## START RECORDED INFORMATION

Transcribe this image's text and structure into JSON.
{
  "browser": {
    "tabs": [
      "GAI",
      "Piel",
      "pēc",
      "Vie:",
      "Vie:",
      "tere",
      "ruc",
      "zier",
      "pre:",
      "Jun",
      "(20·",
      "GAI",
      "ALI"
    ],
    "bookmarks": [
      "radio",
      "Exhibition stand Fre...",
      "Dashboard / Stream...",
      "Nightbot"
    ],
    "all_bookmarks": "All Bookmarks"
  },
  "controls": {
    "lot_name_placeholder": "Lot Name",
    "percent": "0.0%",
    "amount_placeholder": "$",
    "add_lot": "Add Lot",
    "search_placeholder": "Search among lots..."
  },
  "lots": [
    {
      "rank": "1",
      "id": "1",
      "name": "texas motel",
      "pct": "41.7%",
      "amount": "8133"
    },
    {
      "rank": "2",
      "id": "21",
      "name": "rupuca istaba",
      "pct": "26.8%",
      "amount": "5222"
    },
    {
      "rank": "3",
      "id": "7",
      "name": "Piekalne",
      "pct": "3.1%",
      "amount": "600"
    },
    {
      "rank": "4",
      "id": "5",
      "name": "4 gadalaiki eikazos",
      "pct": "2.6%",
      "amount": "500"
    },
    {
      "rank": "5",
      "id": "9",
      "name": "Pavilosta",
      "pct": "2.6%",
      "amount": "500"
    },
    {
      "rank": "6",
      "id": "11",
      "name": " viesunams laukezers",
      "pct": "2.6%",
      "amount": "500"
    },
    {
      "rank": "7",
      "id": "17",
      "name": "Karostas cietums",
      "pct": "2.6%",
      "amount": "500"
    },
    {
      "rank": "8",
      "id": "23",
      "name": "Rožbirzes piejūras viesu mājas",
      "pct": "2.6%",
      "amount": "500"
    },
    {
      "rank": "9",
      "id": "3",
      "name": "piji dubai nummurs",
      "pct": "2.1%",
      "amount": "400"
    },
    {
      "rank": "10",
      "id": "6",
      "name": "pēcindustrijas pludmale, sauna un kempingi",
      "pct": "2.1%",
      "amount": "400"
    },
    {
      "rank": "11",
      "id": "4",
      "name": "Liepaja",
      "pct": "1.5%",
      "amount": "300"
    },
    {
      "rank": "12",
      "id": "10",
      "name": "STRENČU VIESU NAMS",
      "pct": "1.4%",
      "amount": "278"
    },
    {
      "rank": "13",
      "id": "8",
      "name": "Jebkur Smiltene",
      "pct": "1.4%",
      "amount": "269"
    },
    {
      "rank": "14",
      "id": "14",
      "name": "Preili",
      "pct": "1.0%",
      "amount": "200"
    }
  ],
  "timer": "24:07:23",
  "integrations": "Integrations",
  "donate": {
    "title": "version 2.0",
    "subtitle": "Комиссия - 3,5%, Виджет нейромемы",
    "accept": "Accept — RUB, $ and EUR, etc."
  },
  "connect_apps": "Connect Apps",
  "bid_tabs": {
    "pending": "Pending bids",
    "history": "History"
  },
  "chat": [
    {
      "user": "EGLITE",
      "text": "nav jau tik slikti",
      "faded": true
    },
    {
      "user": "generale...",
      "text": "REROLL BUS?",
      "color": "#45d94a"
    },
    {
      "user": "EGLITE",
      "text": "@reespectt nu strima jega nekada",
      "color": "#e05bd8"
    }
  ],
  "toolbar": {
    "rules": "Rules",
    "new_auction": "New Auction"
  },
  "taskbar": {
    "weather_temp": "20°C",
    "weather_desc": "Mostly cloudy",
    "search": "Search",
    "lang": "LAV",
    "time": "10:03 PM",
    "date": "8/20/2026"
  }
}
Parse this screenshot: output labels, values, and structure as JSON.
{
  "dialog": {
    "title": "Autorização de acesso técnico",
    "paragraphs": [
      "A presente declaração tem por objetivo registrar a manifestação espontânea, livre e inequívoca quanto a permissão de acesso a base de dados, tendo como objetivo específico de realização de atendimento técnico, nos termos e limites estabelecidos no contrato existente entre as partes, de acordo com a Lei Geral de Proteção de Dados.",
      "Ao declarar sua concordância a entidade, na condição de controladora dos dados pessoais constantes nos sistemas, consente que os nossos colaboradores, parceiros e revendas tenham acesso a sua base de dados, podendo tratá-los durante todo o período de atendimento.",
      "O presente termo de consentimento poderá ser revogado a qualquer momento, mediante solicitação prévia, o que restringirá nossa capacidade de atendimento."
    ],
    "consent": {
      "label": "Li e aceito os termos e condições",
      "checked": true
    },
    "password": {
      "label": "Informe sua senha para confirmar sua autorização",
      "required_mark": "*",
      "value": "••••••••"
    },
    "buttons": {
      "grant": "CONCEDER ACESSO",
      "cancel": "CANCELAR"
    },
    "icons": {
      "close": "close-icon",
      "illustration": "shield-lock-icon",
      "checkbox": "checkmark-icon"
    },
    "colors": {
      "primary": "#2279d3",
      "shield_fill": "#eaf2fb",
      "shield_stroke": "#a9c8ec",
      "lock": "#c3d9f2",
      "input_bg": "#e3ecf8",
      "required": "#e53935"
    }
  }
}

## END RECORDED INFORMATION

Each line of the listing above should be output exactly.

Transcribe this image's text and structure into JSON.
{
  "browser": {
    "tabs": [
      "GAI",
      "Piel",
      "pēc",
      "Vie:",
      "Vie:",
      "tere",
      "ruc",
      "zier",
      "pre:",
      "Jun",
      "(20·",
      "GAI",
      "ALI"
    ],
    "bookmarks": [
      "radio",
      "Exhibition stand Fre...",
      "Dashboard / Stream...",
      "Nightbot"
    ],
    "all_bookmarks": "All Bookmarks"
  },
  "controls": {
    "lot_name_placeholder": "Lot Name",
    "percent": "0.0%",
    "amount_placeholder": "$",
    "add_lot": "Add Lot",
    "search_placeholder": "Search among lots..."
  },
  "lots": [
    {
      "rank": "1",
      "id": "1",
      "name": "texas motel",
      "pct": "41.7%",
      "amount": "8133"
    },
    {
      "rank": "2",
      "id": "21",
      "name": "rupuca istaba",
      "pct": "26.8%",
      "amount": "5222"
    },
    {
      "rank": "3",
      "id": "7",
      "name": "Piekalne",
      "pct": "3.1%",
      "amount": "600"
    },
    {
      "rank": "4",
      "id": "5",
      "name": "4 gadalaiki eikazos",
      "pct": "2.6%",
      "amount": "500"
    },
    {
      "rank": "5",
      "id": "9",
      "name": "Pavilosta",
      "pct": "2.6%",
      "amount": "500"
    },
    {
      "rank": "6",
      "id": "11",
      "name": " viesunams laukezers",
      "pct": "2.6%",
      "amount": "500"
    },
    {
      "rank": "7",
      "id": "17",
      "name": "Karostas cietums",
      "pct": "2.6%",
      "amount": "500"
    },
    {
      "rank": "8",
      "id": "23",
      "name": "Rožbirzes piejūras viesu mājas",
      "pct": "2.6%",
      "amount": "500"
    },
    {
      "rank": "9",
      "id": "3",
      "name": "piji dubai nummurs",
      "pct": "2.1%",
      "amount": "400"
    },
    {
      "rank": "10",
      "id": "6",
      "name": "pēcindustrijas pludmale, sauna un kempingi",
      "pct": "2.1%",
      "amount": "400"
    },
    {
      "rank": "11",
      "id": "4",
      "name": "Liepaja",
      "pct": "1.5%",
      "amount": "300"
    },
    {
      "rank": "12",
      "id": "10",
      "name": "STRENČU VIESU NAMS",
      "pct": "1.4%",
      "amount": "278"
    },
    {
      "rank": "13",
      "id": "8",
      "name": "Jebkur Smiltene",
      "pct": "1.4%",
      "amount": "269"
    },
    {
      "rank": "14",
      "id": "14",
      "name": "Preili",
      "pct": "1.0%",
      "amount": "200"
    }
  ],
  "timer": "24:07:23",
  "integrations": "Integrations",
  "donate": {
    "title": "version 2.0",
    "subtitle": "Комиссия - 3,5%, Виджет нейромемы",
    "accept": "Accept — RUB, $ and EUR, etc."
  },
  "connect_apps": "Connect Apps",
  "bid_tabs": {
    "pending": "Pending bids",
    "history": "History"
  },
  "chat": [
    {
      "user": "EGLITE",
      "text": "nav jau tik slikti",
      "faded": true
    },
    {
      "user": "generale...",
      "text": "REROLL BUS?",
      "color": "#45d94a"
    },
    {
      "user": "EGLITE",
      "text": "@reespectt nu strima jega nekada",
      "color": "#e05bd8"
    }
  ],
  "toolbar": {
    "rules": "Rules",
    "new_auction": "New Auction"
  },
  "taskbar": {
    "weather_temp": "20°C",
    "weather_desc": "Mostly cloudy",
    "search": "Search",
    "lang": "LAV",
    "time": "10:03 PM",
    "date": "8/20/2026"
  }
}
Parse this screenshot: output labels, values, and structure as JSON.
{
  "dialog": {
    "title": "Autorização de acesso técnico",
    "paragraphs": [
      "A presente declaração tem por objetivo registrar a manifestação espontânea, livre e inequívoca quanto a permissão de acesso a base de dados, tendo como objetivo específico de realização de atendimento técnico, nos termos e limites estabelecidos no contrato existente entre as partes, de acordo com a Lei Geral de Proteção de Dados.",
      "Ao declarar sua concordância a entidade, na condição de controladora dos dados pessoais constantes nos sistemas, consente que os nossos colaboradores, parceiros e revendas tenham acesso a sua base de dados, podendo tratá-los durante todo o período de atendimento.",
      "O presente termo de consentimento poderá ser revogado a qualquer momento, mediante solicitação prévia, o que restringirá nossa capacidade de atendimento."
    ],
    "consent": {
      "label": "Li e aceito os termos e condições",
      "checked": true
    },
    "password": {
      "label": "Informe sua senha para confirmar sua autorização",
      "required_mark": "*",
      "value": "••••••••"
    },
    "buttons": {
      "grant": "CONCEDER ACESSO",
      "cancel": "CANCELAR"
    },
    "icons": {
      "close": "close-icon",
      "illustration": "shield-lock-icon",
      "checkbox": "checkmark-icon"
    },
    "colors": {
      "primary": "#2279d3",
      "shield_fill": "#eaf2fb",
      "shield_stroke": "#a9c8ec",
      "lock": "#c3d9f2",
      "input_bg": "#e3ecf8",
      "required": "#e53935"
    }
  }
}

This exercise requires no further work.